> Available data:
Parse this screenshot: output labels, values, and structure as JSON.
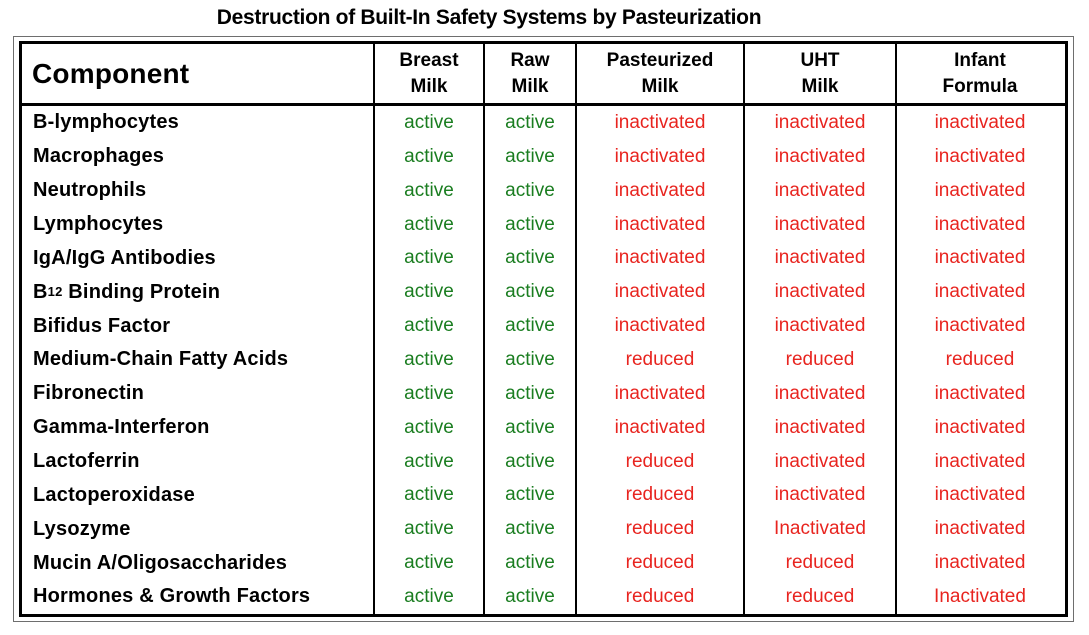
{
  "title": "Destruction of Built-In Safety Systems by Pasteurization",
  "colors": {
    "active_green": "#1a7d20",
    "destroyed_red": "#e8241f",
    "text_black": "#000000",
    "border_black": "#000000"
  },
  "table": {
    "component_header": "Component",
    "milk_columns": [
      {
        "line1": "Breast",
        "line2": "Milk"
      },
      {
        "line1": "Raw",
        "line2": "Milk"
      },
      {
        "line1": "Pasteurized",
        "line2": "Milk"
      },
      {
        "line1": "UHT",
        "line2": "Milk"
      },
      {
        "line1": "Infant",
        "line2": "Formula"
      }
    ],
    "rows": [
      {
        "name": "B-lymphocytes",
        "values": [
          "active",
          "active",
          "inactivated",
          "inactivated",
          "inactivated"
        ]
      },
      {
        "name": "Macrophages",
        "values": [
          "active",
          "active",
          "inactivated",
          "inactivated",
          "inactivated"
        ]
      },
      {
        "name": "Neutrophils",
        "values": [
          "active",
          "active",
          "inactivated",
          "inactivated",
          "inactivated"
        ]
      },
      {
        "name": "Lymphocytes",
        "values": [
          "active",
          "active",
          "inactivated",
          "inactivated",
          "inactivated"
        ]
      },
      {
        "name": "IgA/IgG Antibodies",
        "values": [
          "active",
          "active",
          "inactivated",
          "inactivated",
          "inactivated"
        ]
      },
      {
        "name": "B",
        "sub": "12",
        "rest": " Binding Protein",
        "values": [
          "active",
          "active",
          "inactivated",
          "inactivated",
          "inactivated"
        ]
      },
      {
        "name": "Bifidus Factor",
        "values": [
          "active",
          "active",
          "inactivated",
          "inactivated",
          "inactivated"
        ]
      },
      {
        "name": "Medium-Chain Fatty Acids",
        "values": [
          "active",
          "active",
          "reduced",
          "reduced",
          "reduced"
        ]
      },
      {
        "name": "Fibronectin",
        "values": [
          "active",
          "active",
          "inactivated",
          "inactivated",
          "inactivated"
        ]
      },
      {
        "name": "Gamma-Interferon",
        "values": [
          "active",
          "active",
          "inactivated",
          "inactivated",
          "inactivated"
        ]
      },
      {
        "name": "Lactoferrin",
        "values": [
          "active",
          "active",
          "reduced",
          "inactivated",
          "inactivated"
        ]
      },
      {
        "name": "Lactoperoxidase",
        "values": [
          "active",
          "active",
          "reduced",
          "inactivated",
          "inactivated"
        ]
      },
      {
        "name": "Lysozyme",
        "values": [
          "active",
          "active",
          "reduced",
          "Inactivated",
          "inactivated"
        ]
      },
      {
        "name": "Mucin A/Oligosaccharides",
        "values": [
          "active",
          "active",
          "reduced",
          "reduced",
          "inactivated"
        ]
      },
      {
        "name": "Hormones & Growth Factors",
        "values": [
          "active",
          "active",
          "reduced",
          "reduced",
          "Inactivated"
        ]
      }
    ]
  }
}
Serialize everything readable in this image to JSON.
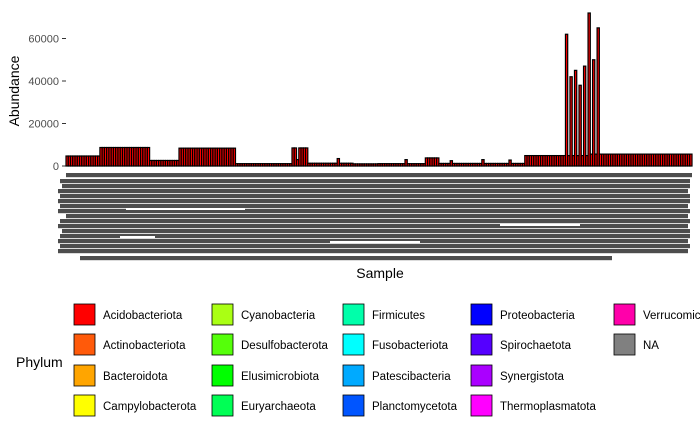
{
  "chart_data": {
    "type": "bar",
    "stacked": true,
    "title": "",
    "xlabel": "Sample",
    "ylabel": "Abundance",
    "y_ticks": [
      0,
      20000,
      40000,
      60000
    ],
    "y_tick_labels": [
      "0",
      "20000",
      "40000",
      "60000"
    ],
    "ylim": [
      0,
      72000
    ],
    "x_tick_labels_legible": false,
    "grid": false,
    "legend_position": "bottom",
    "bar_outline_color": "#000000",
    "segments": [
      {
        "count": 15,
        "value": 4700
      },
      {
        "count": 22,
        "value": 8700
      },
      {
        "count": 13,
        "value": 2600
      },
      {
        "count": 25,
        "value": 8400
      },
      {
        "count": 25,
        "value": 1100
      },
      {
        "count": 7,
        "value": 8500
      },
      {
        "count": 20,
        "value": 1300
      },
      {
        "count": 11,
        "value": 1000
      },
      {
        "count": 21,
        "value": 1100
      },
      {
        "count": 6,
        "value": 3800
      },
      {
        "count": 38,
        "value": 1200
      },
      {
        "count": 28,
        "value": 4900
      },
      {
        "count": 46,
        "value": 5600
      }
    ],
    "spikes": [
      {
        "index": 221,
        "value": 62000
      },
      {
        "index": 223,
        "value": 42000
      },
      {
        "index": 225,
        "value": 45000
      },
      {
        "index": 227,
        "value": 38000
      },
      {
        "index": 229,
        "value": 47000
      },
      {
        "index": 231,
        "value": 72000
      },
      {
        "index": 233,
        "value": 50000
      },
      {
        "index": 235,
        "value": 65000
      },
      {
        "index": 184,
        "value": 3000
      },
      {
        "index": 196,
        "value": 2800
      },
      {
        "index": 120,
        "value": 3500
      },
      {
        "index": 150,
        "value": 3000
      },
      {
        "index": 170,
        "value": 2500
      },
      {
        "index": 102,
        "value": 3000
      }
    ],
    "legend_title": "Phylum",
    "legend": [
      {
        "name": "Acidobacteriota",
        "color": "#FF0000"
      },
      {
        "name": "Actinobacteriota",
        "color": "#FF5A0A"
      },
      {
        "name": "Bacteroidota",
        "color": "#FFA500"
      },
      {
        "name": "Campylobacterota",
        "color": "#FFFF00"
      },
      {
        "name": "Cyanobacteria",
        "color": "#AAFF14"
      },
      {
        "name": "Desulfobacterota",
        "color": "#55FF0A"
      },
      {
        "name": "Elusimicrobiota",
        "color": "#00FF00"
      },
      {
        "name": "Euryarchaeota",
        "color": "#00FF55"
      },
      {
        "name": "Firmicutes",
        "color": "#00FFAA"
      },
      {
        "name": "Fusobacteriota",
        "color": "#00FFFF"
      },
      {
        "name": "Patescibacteria",
        "color": "#00AAFF"
      },
      {
        "name": "Planctomycetota",
        "color": "#0055FF"
      },
      {
        "name": "Proteobacteria",
        "color": "#0000FF"
      },
      {
        "name": "Spirochaetota",
        "color": "#5500FF"
      },
      {
        "name": "Synergistota",
        "color": "#AA00FF"
      },
      {
        "name": "Thermoplasmatota",
        "color": "#FF00FF"
      },
      {
        "name": "Verrucomicrobiota",
        "color": "#FF00AA"
      },
      {
        "name": "NA",
        "color": "#808080"
      }
    ]
  }
}
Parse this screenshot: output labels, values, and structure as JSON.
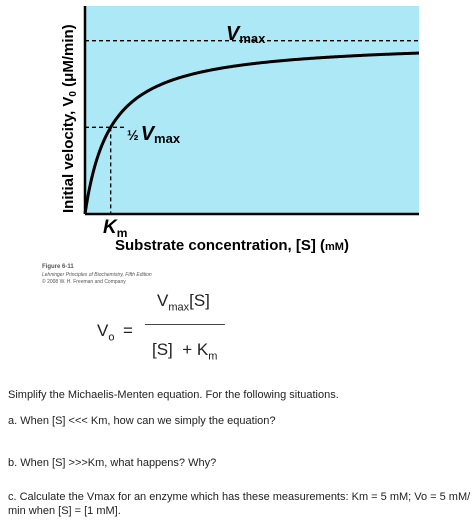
{
  "chart_data": {
    "type": "line",
    "x_label_prefix": "Substrate concentration, [S] (",
    "x_label_unit": "mM",
    "x_label_suffix": ")",
    "y_label_prefix": "Initial velocity, V",
    "y_label_sub": "0",
    "y_label_suffix": " (μM/min)",
    "vmax_label": "V",
    "vmax_sub": "max",
    "half_vmax_half": "½",
    "half_vmax_v": "V",
    "half_vmax_sub": "max",
    "km_label": "K",
    "km_sub": "m",
    "vmax": 1.0,
    "km": 1.0,
    "xlim": [
      0,
      13
    ],
    "ylim": [
      0,
      1.2
    ],
    "series": [
      {
        "type": "michaelis-menten",
        "x_start": 0,
        "x_end": 13,
        "color": "#000000"
      }
    ],
    "plot_background": "#ace8f5"
  },
  "figure": {
    "number": "Figure 6-11",
    "source": "Lehninger Principles of Biochemistry, Fifth Edition",
    "copyright": "© 2008 W. H. Freeman and Company"
  },
  "equation": {
    "lhs_v": "V",
    "lhs_sub": "o",
    "equals": "=",
    "num_v": "V",
    "num_sub": "max",
    "num_s": "[S]",
    "den_s": "[S]",
    "den_plus": "+",
    "den_k": "K",
    "den_sub": "m"
  },
  "questions": {
    "intro": "Simplify the Michaelis-Menten equation. For the following situations.",
    "a": "a.   When [S] <<< Km, how can we simply the equation?",
    "b": "b. When [S] >>>Km, what happens? Why?",
    "c_line1": "c. Calculate the Vmax for an enzyme which has these measurements: Km = 5 mM; Vo = 5 mM/",
    "c_line2": "min when [S] = [1 mM]."
  },
  "colors": {
    "plot_bg": "#ace8f5",
    "axis": "#000000",
    "text": "#1a1a1a"
  }
}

> Assignment: The answer must be every line from the entries above that holds the string "type".

> Solved problem:
    "type": "bar",
    "type": "line",
        "type": "michaelis-menten",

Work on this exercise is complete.